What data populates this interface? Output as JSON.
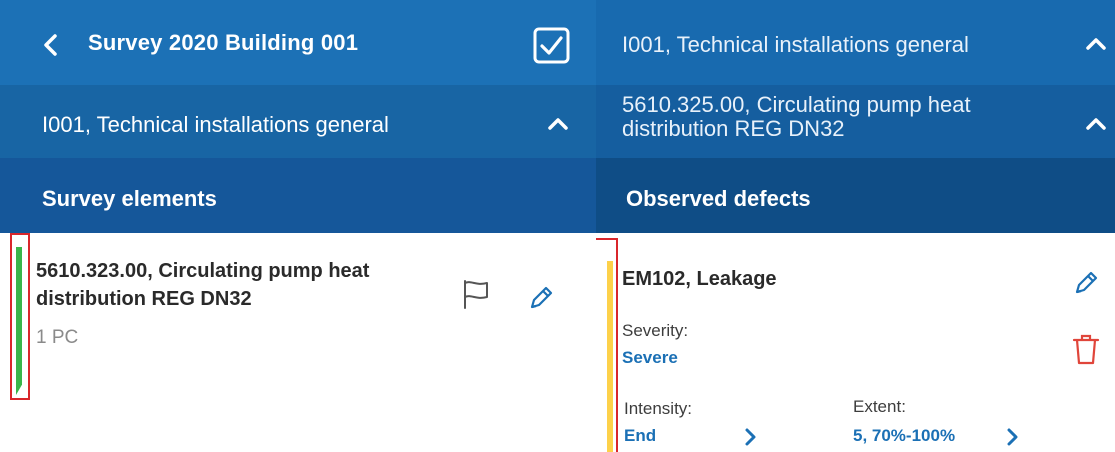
{
  "left": {
    "header_title": "Survey 2020 Building 001",
    "group_title": "I001, Technical installations general",
    "section_title": "Survey elements",
    "item": {
      "title": "5610.323.00, Circulating pump heat distribution REG DN32",
      "quantity": "1 PC",
      "status_color": "#39b54a"
    }
  },
  "right": {
    "group_title": "I001, Technical installations general",
    "element_title": "5610.325.00, Circulating pump heat distribution REG DN32",
    "section_title": "Observed defects",
    "defect": {
      "title": "EM102, Leakage",
      "severity_label": "Severity:",
      "severity_value": "Severe",
      "intensity_label": "Intensity:",
      "intensity_value": "End",
      "extent_label": "Extent:",
      "extent_value": "5, 70%-100%",
      "status_color": "#fdd14a"
    }
  },
  "icons": {
    "back": "chevron-left-icon",
    "checkbox": "checkbox-checked-icon",
    "collapse": "chevron-up-icon",
    "flag": "flag-icon",
    "edit": "pencil-icon",
    "delete": "trash-icon",
    "next": "chevron-right-icon"
  },
  "colors": {
    "primary": "#1c71b6",
    "accent_blue": "#1b70b5",
    "delete_red": "#e0453a",
    "highlight_red": "#d9262b"
  }
}
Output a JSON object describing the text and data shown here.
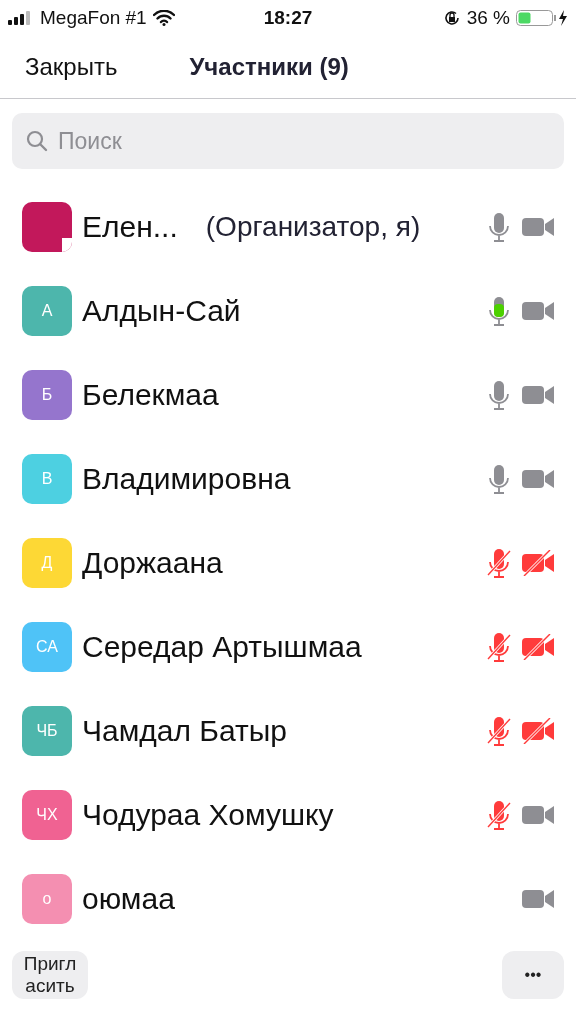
{
  "status_bar": {
    "carrier": "MegaFon #1",
    "time": "18:27",
    "battery": "36 %"
  },
  "nav": {
    "close": "Закрыть",
    "title": "Участники (9)"
  },
  "search": {
    "placeholder": "Поиск"
  },
  "participants": [
    {
      "name": "Елен...",
      "role": "(Организатор, я)",
      "color": "#c2185b",
      "has_audio": true,
      "muted": false,
      "speaking": false,
      "video_on": true
    },
    {
      "initials": "А",
      "name": "Алдын-Сай",
      "color": "#4db6ac",
      "has_audio": true,
      "muted": false,
      "speaking": true,
      "video_on": true
    },
    {
      "initials": "Б",
      "name": "Белекмаа",
      "color": "#9575cd",
      "has_audio": true,
      "muted": false,
      "speaking": false,
      "video_on": true
    },
    {
      "initials": "В",
      "name": "Владимировна",
      "color": "#4dd0e1",
      "has_audio": true,
      "muted": false,
      "speaking": false,
      "video_on": true
    },
    {
      "initials": "Д",
      "name": "Доржаана",
      "color": "#fdd835",
      "has_audio": true,
      "muted": true,
      "speaking": false,
      "video_on": false
    },
    {
      "initials": "СА",
      "name": "Середар Артышмаа",
      "color": "#4fc3f7",
      "has_audio": true,
      "muted": true,
      "speaking": false,
      "video_on": false
    },
    {
      "initials": "ЧБ",
      "name": "Чамдал Батыр",
      "color": "#4db6ac",
      "has_audio": true,
      "muted": true,
      "speaking": false,
      "video_on": false
    },
    {
      "initials": "ЧХ",
      "name": "Чодураа Хомушку",
      "color": "#f06292",
      "has_audio": true,
      "muted": true,
      "speaking": false,
      "video_on": true
    },
    {
      "initials": "о",
      "name": "оюмаа",
      "color": "#f48fb1",
      "has_audio": false,
      "video_on": true
    }
  ],
  "footer": {
    "invite": "Пригл асить",
    "more": "•••"
  }
}
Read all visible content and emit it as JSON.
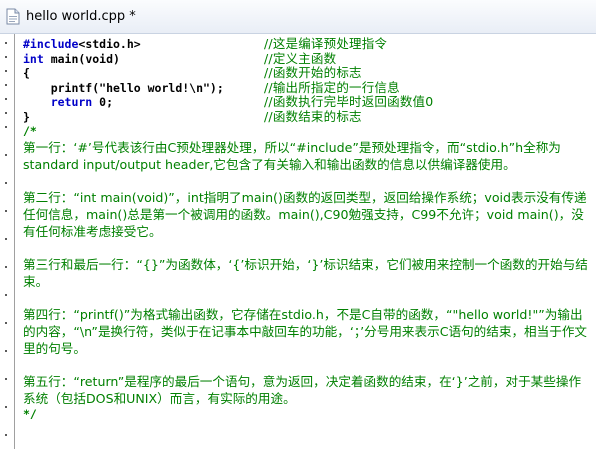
{
  "window": {
    "tab_title": "hello world.cpp *",
    "file_icon": "cpp-file-icon"
  },
  "code": {
    "lines": [
      {
        "prefix": "#include",
        "rest": "<stdio.h>",
        "comment": "//这是编译预处理指令"
      },
      {
        "prefix": "int",
        "rest": " main(void)",
        "comment": "//定义主函数"
      },
      {
        "prefix": "",
        "rest": "{",
        "comment": "//函数开始的标志"
      },
      {
        "prefix": "",
        "rest": "    printf(\"hello world!\\n\");",
        "comment": "//输出所指定的一行信息"
      },
      {
        "prefix": "    return",
        "rest": " 0;",
        "comment": "//函数执行完毕时返回函数值0"
      },
      {
        "prefix": "",
        "rest": "}",
        "comment": "//函数结束的标志"
      }
    ],
    "block_open": "/*",
    "block_close": "*/",
    "paragraphs": [
      "第一行：‘#’号代表该行由C预处理器处理，所以“#include”是预处理指令，而“stdio.h”h全称为standard input/output header,它包含了有关输入和输出函数的信息以供编译器使用。",
      "第二行：“int main(void)”，int指明了main()函数的返回类型，返回给操作系统；void表示没有传递任何信息，main()总是第一个被调用的函数。main(),C90勉强支持，C99不允许；void main()，没有任何标准考虑接受它。",
      "第三行和最后一行：“{}”为函数体，‘{’标识开始，‘}’标识结束，它们被用来控制一个函数的开始与结束。",
      "第四行：“printf()”为格式输出函数，它存储在stdio.h，不是C自带的函数，“\"hello world!\"”为输出的内容，“\\n”是换行符，类似于在记事本中敲回车的功能，‘；’分号用来表示C语句的结束，相当于作文里的句号。",
      "第五行：“return”是程序的最后一个语句，意为返回，决定着函数的结束，在‘}’之前，对于某些操作系统（包括DOS和UNIX）而言，有实际的用途。"
    ]
  },
  "colors": {
    "keyword": "#0000c8",
    "comment": "#008000",
    "code": "#000000"
  }
}
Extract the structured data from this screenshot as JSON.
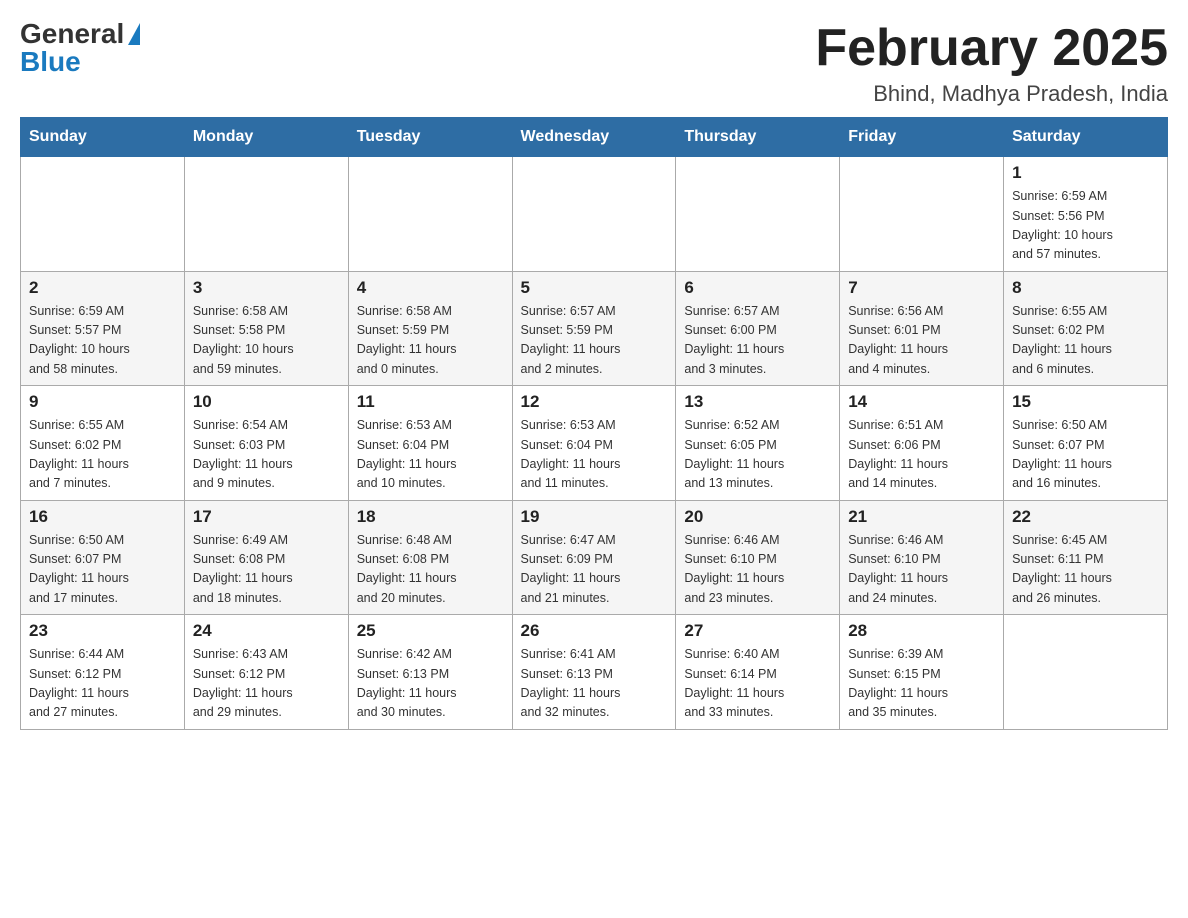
{
  "logo": {
    "general": "General",
    "blue": "Blue"
  },
  "title": "February 2025",
  "location": "Bhind, Madhya Pradesh, India",
  "days_of_week": [
    "Sunday",
    "Monday",
    "Tuesday",
    "Wednesday",
    "Thursday",
    "Friday",
    "Saturday"
  ],
  "weeks": [
    [
      {
        "day": "",
        "info": ""
      },
      {
        "day": "",
        "info": ""
      },
      {
        "day": "",
        "info": ""
      },
      {
        "day": "",
        "info": ""
      },
      {
        "day": "",
        "info": ""
      },
      {
        "day": "",
        "info": ""
      },
      {
        "day": "1",
        "info": "Sunrise: 6:59 AM\nSunset: 5:56 PM\nDaylight: 10 hours\nand 57 minutes."
      }
    ],
    [
      {
        "day": "2",
        "info": "Sunrise: 6:59 AM\nSunset: 5:57 PM\nDaylight: 10 hours\nand 58 minutes."
      },
      {
        "day": "3",
        "info": "Sunrise: 6:58 AM\nSunset: 5:58 PM\nDaylight: 10 hours\nand 59 minutes."
      },
      {
        "day": "4",
        "info": "Sunrise: 6:58 AM\nSunset: 5:59 PM\nDaylight: 11 hours\nand 0 minutes."
      },
      {
        "day": "5",
        "info": "Sunrise: 6:57 AM\nSunset: 5:59 PM\nDaylight: 11 hours\nand 2 minutes."
      },
      {
        "day": "6",
        "info": "Sunrise: 6:57 AM\nSunset: 6:00 PM\nDaylight: 11 hours\nand 3 minutes."
      },
      {
        "day": "7",
        "info": "Sunrise: 6:56 AM\nSunset: 6:01 PM\nDaylight: 11 hours\nand 4 minutes."
      },
      {
        "day": "8",
        "info": "Sunrise: 6:55 AM\nSunset: 6:02 PM\nDaylight: 11 hours\nand 6 minutes."
      }
    ],
    [
      {
        "day": "9",
        "info": "Sunrise: 6:55 AM\nSunset: 6:02 PM\nDaylight: 11 hours\nand 7 minutes."
      },
      {
        "day": "10",
        "info": "Sunrise: 6:54 AM\nSunset: 6:03 PM\nDaylight: 11 hours\nand 9 minutes."
      },
      {
        "day": "11",
        "info": "Sunrise: 6:53 AM\nSunset: 6:04 PM\nDaylight: 11 hours\nand 10 minutes."
      },
      {
        "day": "12",
        "info": "Sunrise: 6:53 AM\nSunset: 6:04 PM\nDaylight: 11 hours\nand 11 minutes."
      },
      {
        "day": "13",
        "info": "Sunrise: 6:52 AM\nSunset: 6:05 PM\nDaylight: 11 hours\nand 13 minutes."
      },
      {
        "day": "14",
        "info": "Sunrise: 6:51 AM\nSunset: 6:06 PM\nDaylight: 11 hours\nand 14 minutes."
      },
      {
        "day": "15",
        "info": "Sunrise: 6:50 AM\nSunset: 6:07 PM\nDaylight: 11 hours\nand 16 minutes."
      }
    ],
    [
      {
        "day": "16",
        "info": "Sunrise: 6:50 AM\nSunset: 6:07 PM\nDaylight: 11 hours\nand 17 minutes."
      },
      {
        "day": "17",
        "info": "Sunrise: 6:49 AM\nSunset: 6:08 PM\nDaylight: 11 hours\nand 18 minutes."
      },
      {
        "day": "18",
        "info": "Sunrise: 6:48 AM\nSunset: 6:08 PM\nDaylight: 11 hours\nand 20 minutes."
      },
      {
        "day": "19",
        "info": "Sunrise: 6:47 AM\nSunset: 6:09 PM\nDaylight: 11 hours\nand 21 minutes."
      },
      {
        "day": "20",
        "info": "Sunrise: 6:46 AM\nSunset: 6:10 PM\nDaylight: 11 hours\nand 23 minutes."
      },
      {
        "day": "21",
        "info": "Sunrise: 6:46 AM\nSunset: 6:10 PM\nDaylight: 11 hours\nand 24 minutes."
      },
      {
        "day": "22",
        "info": "Sunrise: 6:45 AM\nSunset: 6:11 PM\nDaylight: 11 hours\nand 26 minutes."
      }
    ],
    [
      {
        "day": "23",
        "info": "Sunrise: 6:44 AM\nSunset: 6:12 PM\nDaylight: 11 hours\nand 27 minutes."
      },
      {
        "day": "24",
        "info": "Sunrise: 6:43 AM\nSunset: 6:12 PM\nDaylight: 11 hours\nand 29 minutes."
      },
      {
        "day": "25",
        "info": "Sunrise: 6:42 AM\nSunset: 6:13 PM\nDaylight: 11 hours\nand 30 minutes."
      },
      {
        "day": "26",
        "info": "Sunrise: 6:41 AM\nSunset: 6:13 PM\nDaylight: 11 hours\nand 32 minutes."
      },
      {
        "day": "27",
        "info": "Sunrise: 6:40 AM\nSunset: 6:14 PM\nDaylight: 11 hours\nand 33 minutes."
      },
      {
        "day": "28",
        "info": "Sunrise: 6:39 AM\nSunset: 6:15 PM\nDaylight: 11 hours\nand 35 minutes."
      },
      {
        "day": "",
        "info": ""
      }
    ]
  ]
}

• **Your objective**: Select the lines that carry the string "heat" and copy them.

• **Solution**:
      "title": "5610.323.00, Circulating pump heat distribution REG DN32",
    "element_title": "5610.325.00, Circulating pump heat distribution REG DN32",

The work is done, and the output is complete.